**WHAT YOU WILL DO:** Gather the lines below that include the string "Handbrause", copying each in full.

**RECORDS:**
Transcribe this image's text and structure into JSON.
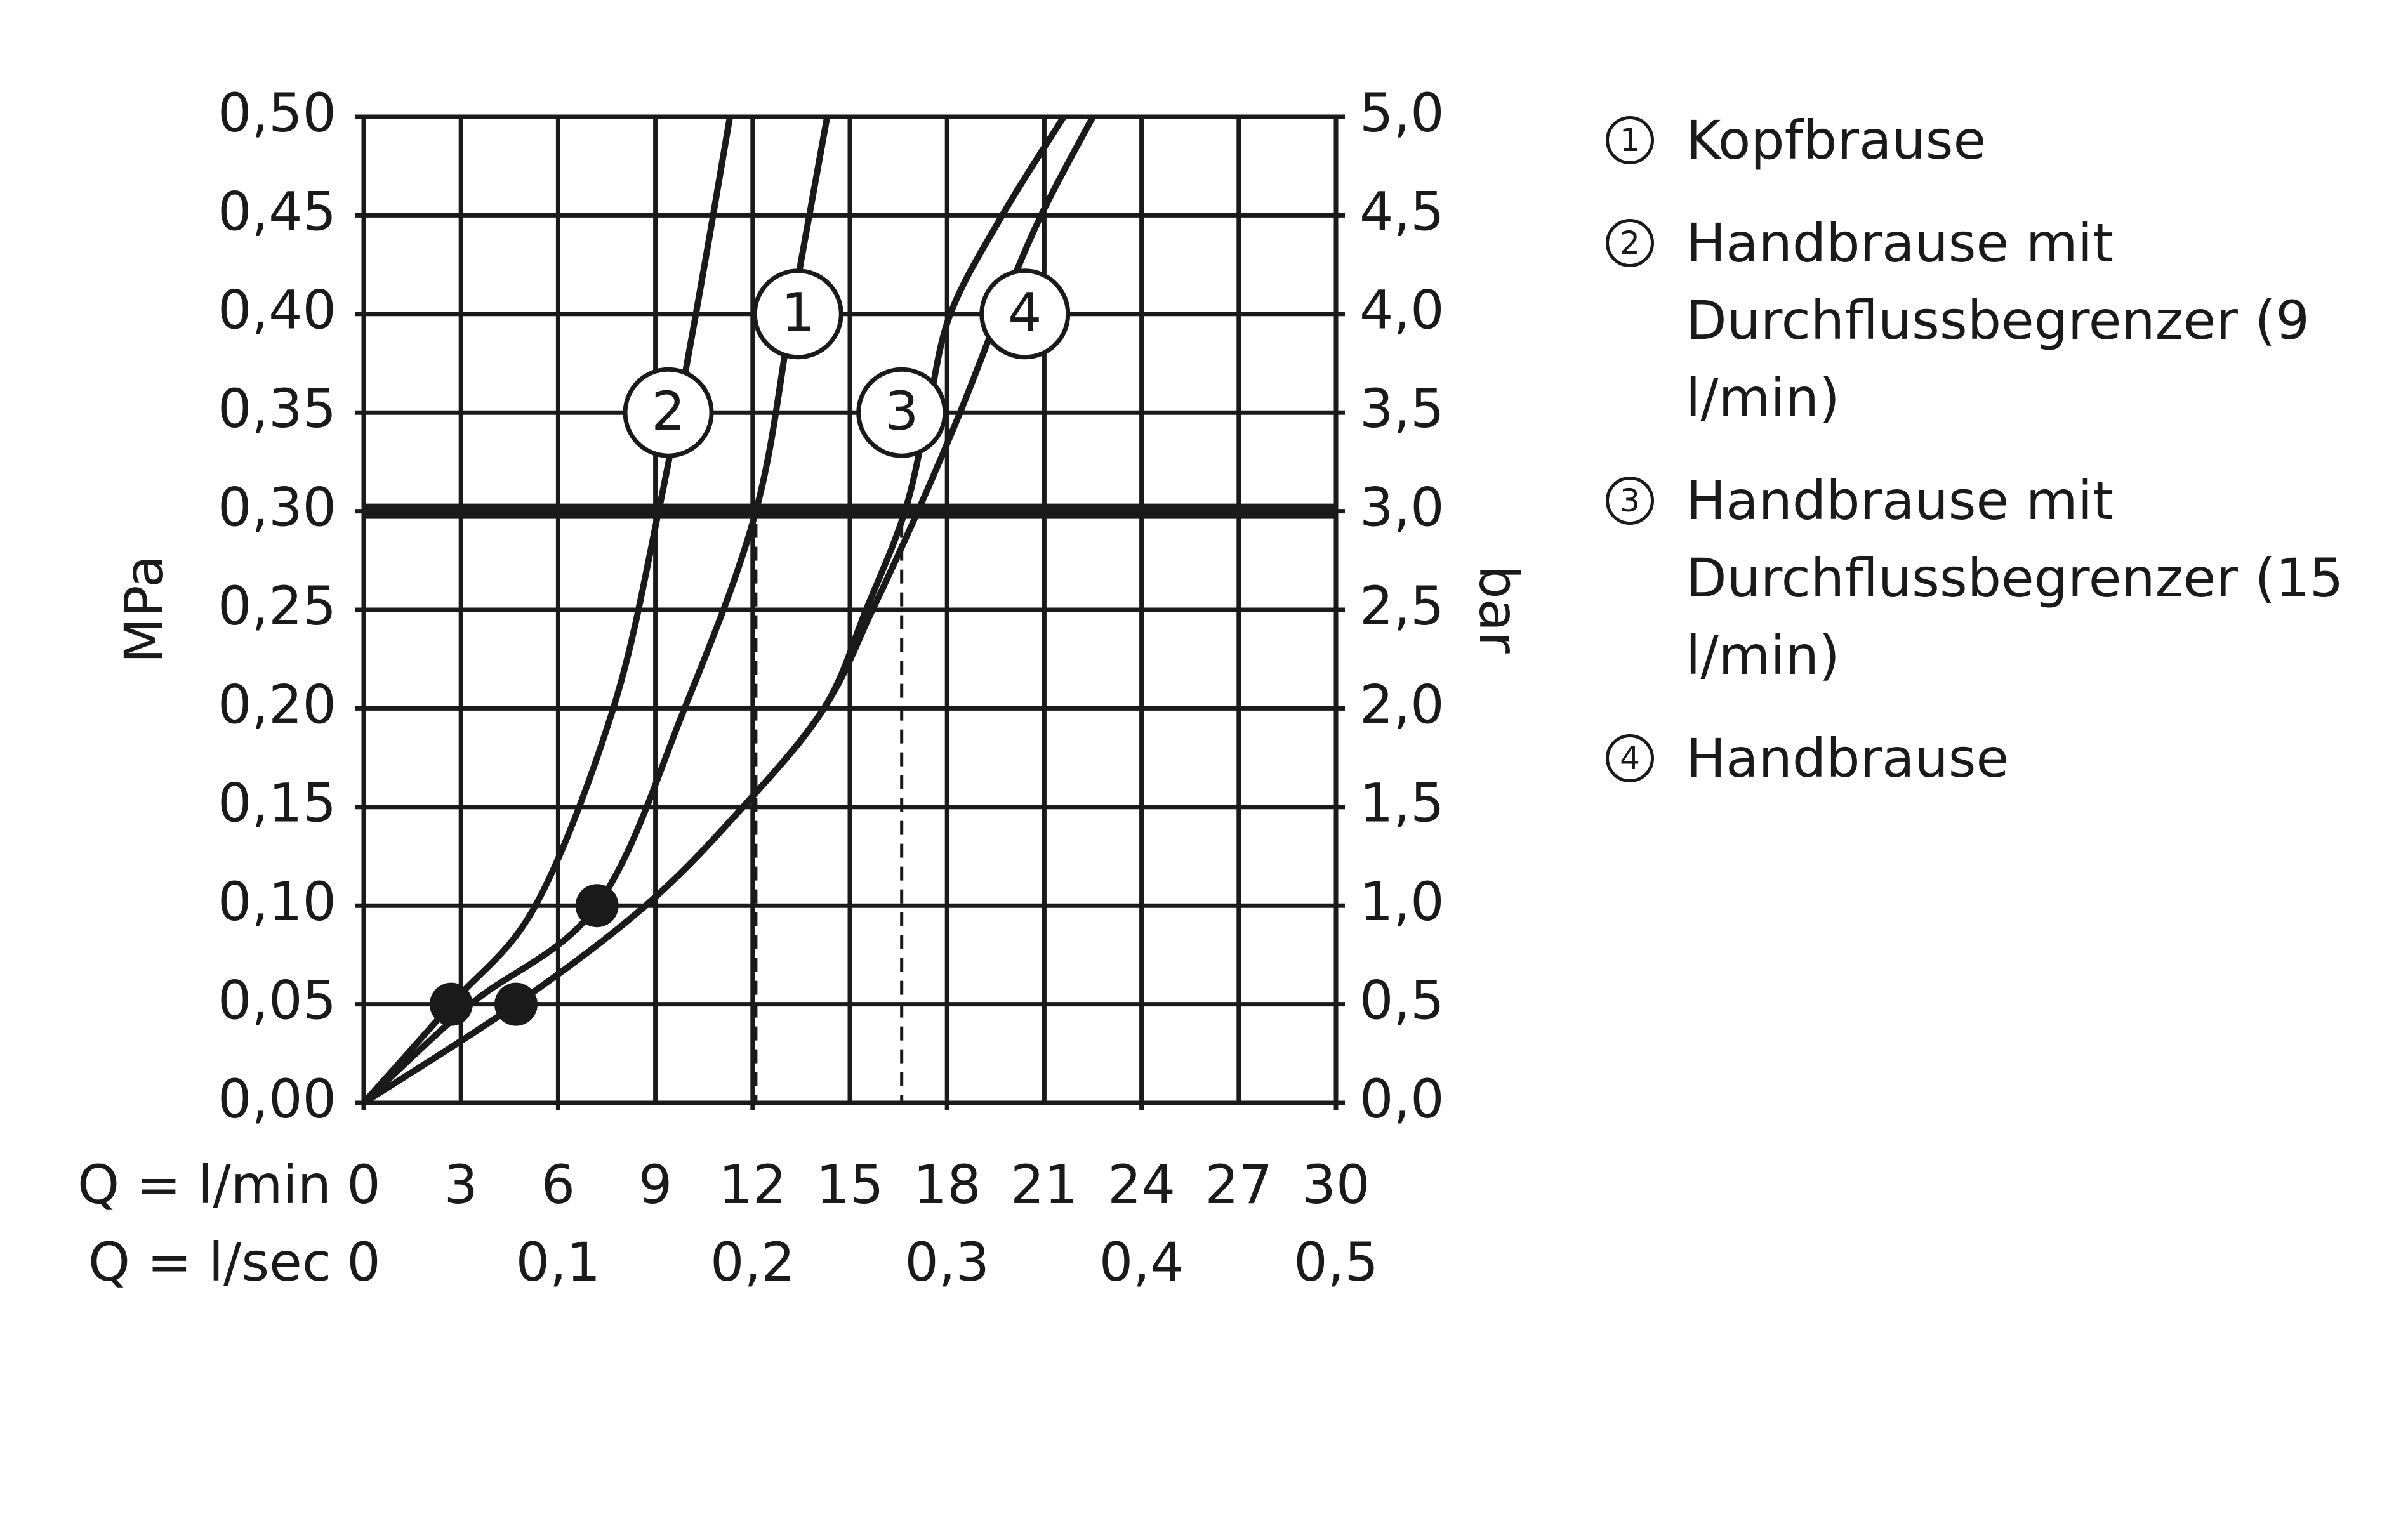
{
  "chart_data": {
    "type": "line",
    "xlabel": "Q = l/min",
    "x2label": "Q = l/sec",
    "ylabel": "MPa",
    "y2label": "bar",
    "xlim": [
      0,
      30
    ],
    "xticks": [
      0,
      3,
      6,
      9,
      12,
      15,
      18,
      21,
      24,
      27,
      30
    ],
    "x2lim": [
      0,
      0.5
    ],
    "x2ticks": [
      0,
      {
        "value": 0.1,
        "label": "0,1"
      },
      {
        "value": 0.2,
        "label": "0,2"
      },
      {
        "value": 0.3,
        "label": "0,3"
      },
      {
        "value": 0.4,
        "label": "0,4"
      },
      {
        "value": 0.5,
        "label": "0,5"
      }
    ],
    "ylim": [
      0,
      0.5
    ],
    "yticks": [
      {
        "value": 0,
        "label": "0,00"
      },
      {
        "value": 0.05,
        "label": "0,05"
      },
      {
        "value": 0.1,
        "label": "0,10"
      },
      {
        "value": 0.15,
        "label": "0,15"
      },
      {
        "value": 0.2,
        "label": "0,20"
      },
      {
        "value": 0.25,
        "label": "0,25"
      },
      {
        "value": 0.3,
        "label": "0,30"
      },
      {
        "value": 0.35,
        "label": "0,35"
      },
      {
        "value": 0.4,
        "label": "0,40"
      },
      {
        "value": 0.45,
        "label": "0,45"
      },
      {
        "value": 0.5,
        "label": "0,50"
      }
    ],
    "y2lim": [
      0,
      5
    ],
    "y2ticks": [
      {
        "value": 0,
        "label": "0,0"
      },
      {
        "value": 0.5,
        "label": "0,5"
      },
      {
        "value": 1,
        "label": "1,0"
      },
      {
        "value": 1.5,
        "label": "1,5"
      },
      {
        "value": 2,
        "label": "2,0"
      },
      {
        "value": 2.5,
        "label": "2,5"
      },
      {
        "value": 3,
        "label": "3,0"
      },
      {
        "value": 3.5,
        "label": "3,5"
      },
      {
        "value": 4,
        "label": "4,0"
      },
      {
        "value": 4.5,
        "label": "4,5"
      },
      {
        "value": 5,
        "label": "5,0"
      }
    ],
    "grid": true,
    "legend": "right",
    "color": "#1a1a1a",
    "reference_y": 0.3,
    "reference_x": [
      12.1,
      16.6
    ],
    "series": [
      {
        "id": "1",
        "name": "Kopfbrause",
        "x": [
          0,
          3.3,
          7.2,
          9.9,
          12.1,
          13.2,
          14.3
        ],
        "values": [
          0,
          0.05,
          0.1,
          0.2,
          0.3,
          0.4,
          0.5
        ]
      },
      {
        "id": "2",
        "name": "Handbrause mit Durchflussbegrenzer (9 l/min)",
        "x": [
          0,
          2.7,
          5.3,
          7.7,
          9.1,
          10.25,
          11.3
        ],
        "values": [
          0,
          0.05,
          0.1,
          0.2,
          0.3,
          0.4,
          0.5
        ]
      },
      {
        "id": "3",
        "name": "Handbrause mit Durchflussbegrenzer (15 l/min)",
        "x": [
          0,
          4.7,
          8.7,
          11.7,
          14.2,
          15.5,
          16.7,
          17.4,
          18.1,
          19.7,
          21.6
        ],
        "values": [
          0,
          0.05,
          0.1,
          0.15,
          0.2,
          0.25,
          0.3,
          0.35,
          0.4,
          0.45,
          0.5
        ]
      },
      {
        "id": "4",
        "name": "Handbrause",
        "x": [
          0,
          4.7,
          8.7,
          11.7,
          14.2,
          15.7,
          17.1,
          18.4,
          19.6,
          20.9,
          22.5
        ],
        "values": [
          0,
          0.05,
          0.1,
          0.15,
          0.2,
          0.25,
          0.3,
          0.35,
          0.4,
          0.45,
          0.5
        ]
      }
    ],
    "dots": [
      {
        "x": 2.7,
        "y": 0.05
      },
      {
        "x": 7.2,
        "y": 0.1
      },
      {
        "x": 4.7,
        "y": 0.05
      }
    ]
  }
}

**THE REPLY:**
        "name": "Handbrause mit Durchflussbegrenzer (9 l/min)",
        "name": "Handbrause mit Durchflussbegrenzer (15 l/min)",
        "name": "Handbrause",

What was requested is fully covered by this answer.